## [REQUEST]
Reproduce all records verbatim.
* START *
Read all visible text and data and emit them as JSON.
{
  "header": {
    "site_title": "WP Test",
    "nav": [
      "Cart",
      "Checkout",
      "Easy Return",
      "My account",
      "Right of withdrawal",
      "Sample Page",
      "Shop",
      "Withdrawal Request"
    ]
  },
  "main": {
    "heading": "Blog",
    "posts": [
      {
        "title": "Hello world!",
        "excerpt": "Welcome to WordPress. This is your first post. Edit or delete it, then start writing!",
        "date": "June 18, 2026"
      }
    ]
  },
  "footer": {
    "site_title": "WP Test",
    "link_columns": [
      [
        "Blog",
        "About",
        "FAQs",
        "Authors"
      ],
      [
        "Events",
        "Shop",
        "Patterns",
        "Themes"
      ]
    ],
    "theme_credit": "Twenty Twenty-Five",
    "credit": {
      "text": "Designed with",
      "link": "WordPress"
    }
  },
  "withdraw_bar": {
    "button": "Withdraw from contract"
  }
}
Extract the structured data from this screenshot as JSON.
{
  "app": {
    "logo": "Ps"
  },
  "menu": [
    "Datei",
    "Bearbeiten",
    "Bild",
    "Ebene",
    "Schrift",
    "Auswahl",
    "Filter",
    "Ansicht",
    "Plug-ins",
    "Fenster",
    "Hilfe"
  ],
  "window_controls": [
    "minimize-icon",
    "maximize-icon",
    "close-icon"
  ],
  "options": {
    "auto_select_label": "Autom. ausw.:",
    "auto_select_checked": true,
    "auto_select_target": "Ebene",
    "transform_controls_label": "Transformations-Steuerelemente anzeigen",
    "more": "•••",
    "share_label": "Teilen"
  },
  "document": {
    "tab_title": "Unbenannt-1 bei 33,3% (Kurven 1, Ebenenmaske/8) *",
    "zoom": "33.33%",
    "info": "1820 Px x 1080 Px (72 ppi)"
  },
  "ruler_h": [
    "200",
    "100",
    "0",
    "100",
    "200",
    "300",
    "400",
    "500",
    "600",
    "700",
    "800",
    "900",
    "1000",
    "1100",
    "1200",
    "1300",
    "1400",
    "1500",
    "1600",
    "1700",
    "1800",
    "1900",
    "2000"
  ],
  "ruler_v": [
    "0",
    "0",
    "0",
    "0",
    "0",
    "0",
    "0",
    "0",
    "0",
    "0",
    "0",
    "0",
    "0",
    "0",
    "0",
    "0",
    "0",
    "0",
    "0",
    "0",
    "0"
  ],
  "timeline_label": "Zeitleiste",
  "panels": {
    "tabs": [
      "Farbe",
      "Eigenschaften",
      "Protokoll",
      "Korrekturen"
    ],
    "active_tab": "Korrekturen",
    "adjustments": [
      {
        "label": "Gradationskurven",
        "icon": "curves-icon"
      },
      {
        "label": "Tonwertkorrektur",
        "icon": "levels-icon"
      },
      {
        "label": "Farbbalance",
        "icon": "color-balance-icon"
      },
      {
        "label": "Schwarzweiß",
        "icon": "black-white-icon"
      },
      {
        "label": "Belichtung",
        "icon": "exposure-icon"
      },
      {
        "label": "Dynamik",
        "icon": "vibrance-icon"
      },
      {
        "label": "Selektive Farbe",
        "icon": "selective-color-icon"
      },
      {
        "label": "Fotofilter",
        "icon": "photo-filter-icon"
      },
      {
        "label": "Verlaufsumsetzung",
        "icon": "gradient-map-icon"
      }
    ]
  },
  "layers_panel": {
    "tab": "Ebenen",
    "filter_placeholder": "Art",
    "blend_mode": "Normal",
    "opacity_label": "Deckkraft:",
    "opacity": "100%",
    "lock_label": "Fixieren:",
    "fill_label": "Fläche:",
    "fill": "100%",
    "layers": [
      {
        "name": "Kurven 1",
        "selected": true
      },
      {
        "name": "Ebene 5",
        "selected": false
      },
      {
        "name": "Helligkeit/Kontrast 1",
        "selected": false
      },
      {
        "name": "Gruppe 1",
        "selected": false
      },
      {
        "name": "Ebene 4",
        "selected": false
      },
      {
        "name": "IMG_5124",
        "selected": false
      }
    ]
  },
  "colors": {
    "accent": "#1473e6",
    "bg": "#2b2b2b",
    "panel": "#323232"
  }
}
* END *
## [ANSWER IN FULL]
Read all visible text and data and emit them as JSON.
{
  "header": {
    "site_title": "WP Test",
    "nav": [
      "Cart",
      "Checkout",
      "Easy Return",
      "My account",
      "Right of withdrawal",
      "Sample Page",
      "Shop",
      "Withdrawal Request"
    ]
  },
  "main": {
    "heading": "Blog",
    "posts": [
      {
        "title": "Hello world!",
        "excerpt": "Welcome to WordPress. This is your first post. Edit or delete it, then start writing!",
        "date": "June 18, 2026"
      }
    ]
  },
  "footer": {
    "site_title": "WP Test",
    "link_columns": [
      [
        "Blog",
        "About",
        "FAQs",
        "Authors"
      ],
      [
        "Events",
        "Shop",
        "Patterns",
        "Themes"
      ]
    ],
    "theme_credit": "Twenty Twenty-Five",
    "credit": {
      "text": "Designed with",
      "link": "WordPress"
    }
  },
  "withdraw_bar": {
    "button": "Withdraw from contract"
  }
}
Extract the structured data from this screenshot as JSON.
{
  "app": {
    "logo": "Ps"
  },
  "menu": [
    "Datei",
    "Bearbeiten",
    "Bild",
    "Ebene",
    "Schrift",
    "Auswahl",
    "Filter",
    "Ansicht",
    "Plug-ins",
    "Fenster",
    "Hilfe"
  ],
  "window_controls": [
    "minimize-icon",
    "maximize-icon",
    "close-icon"
  ],
  "options": {
    "auto_select_label": "Autom. ausw.:",
    "auto_select_checked": true,
    "auto_select_target": "Ebene",
    "transform_controls_label": "Transformations-Steuerelemente anzeigen",
    "more": "•••",
    "share_label": "Teilen"
  },
  "document": {
    "tab_title": "Unbenannt-1 bei 33,3% (Kurven 1, Ebenenmaske/8) *",
    "zoom": "33.33%",
    "info": "1820 Px x 1080 Px (72 ppi)"
  },
  "ruler_h": [
    "200",
    "100",
    "0",
    "100",
    "200",
    "300",
    "400",
    "500",
    "600",
    "700",
    "800",
    "900",
    "1000",
    "1100",
    "1200",
    "1300",
    "1400",
    "1500",
    "1600",
    "1700",
    "1800",
    "1900",
    "2000"
  ],
  "ruler_v": [
    "0",
    "0",
    "0",
    "0",
    "0",
    "0",
    "0",
    "0",
    "0",
    "0",
    "0",
    "0",
    "0",
    "0",
    "0",
    "0",
    "0",
    "0",
    "0",
    "0",
    "0"
  ],
  "timeline_label": "Zeitleiste",
  "panels": {
    "tabs": [
      "Farbe",
      "Eigenschaften",
      "Protokoll",
      "Korrekturen"
    ],
    "active_tab": "Korrekturen",
    "adjustments": [
      {
        "label": "Gradationskurven",
        "icon": "curves-icon"
      },
      {
        "label": "Tonwertkorrektur",
        "icon": "levels-icon"
      },
      {
        "label": "Farbbalance",
        "icon": "color-balance-icon"
      },
      {
        "label": "Schwarzweiß",
        "icon": "black-white-icon"
      },
      {
        "label": "Belichtung",
        "icon": "exposure-icon"
      },
      {
        "label": "Dynamik",
        "icon": "vibrance-icon"
      },
      {
        "label": "Selektive Farbe",
        "icon": "selective-color-icon"
      },
      {
        "label": "Fotofilter",
        "icon": "photo-filter-icon"
      },
      {
        "label": "Verlaufsumsetzung",
        "icon": "gradient-map-icon"
      }
    ]
  },
  "layers_panel": {
    "tab": "Ebenen",
    "filter_placeholder": "Art",
    "blend_mode": "Normal",
    "opacity_label": "Deckkraft:",
    "opacity": "100%",
    "lock_label": "Fixieren:",
    "fill_label": "Fläche:",
    "fill": "100%",
    "layers": [
      {
        "name": "Kurven 1",
        "selected": true
      },
      {
        "name": "Ebene 5",
        "selected": false
      },
      {
        "name": "Helligkeit/Kontrast 1",
        "selected": false
      },
      {
        "name": "Gruppe 1",
        "selected": false
      },
      {
        "name": "Ebene 4",
        "selected": false
      },
      {
        "name": "IMG_5124",
        "selected": false
      }
    ]
  },
  "colors": {
    "accent": "#1473e6",
    "bg": "#2b2b2b",
    "panel": "#323232"
  }
}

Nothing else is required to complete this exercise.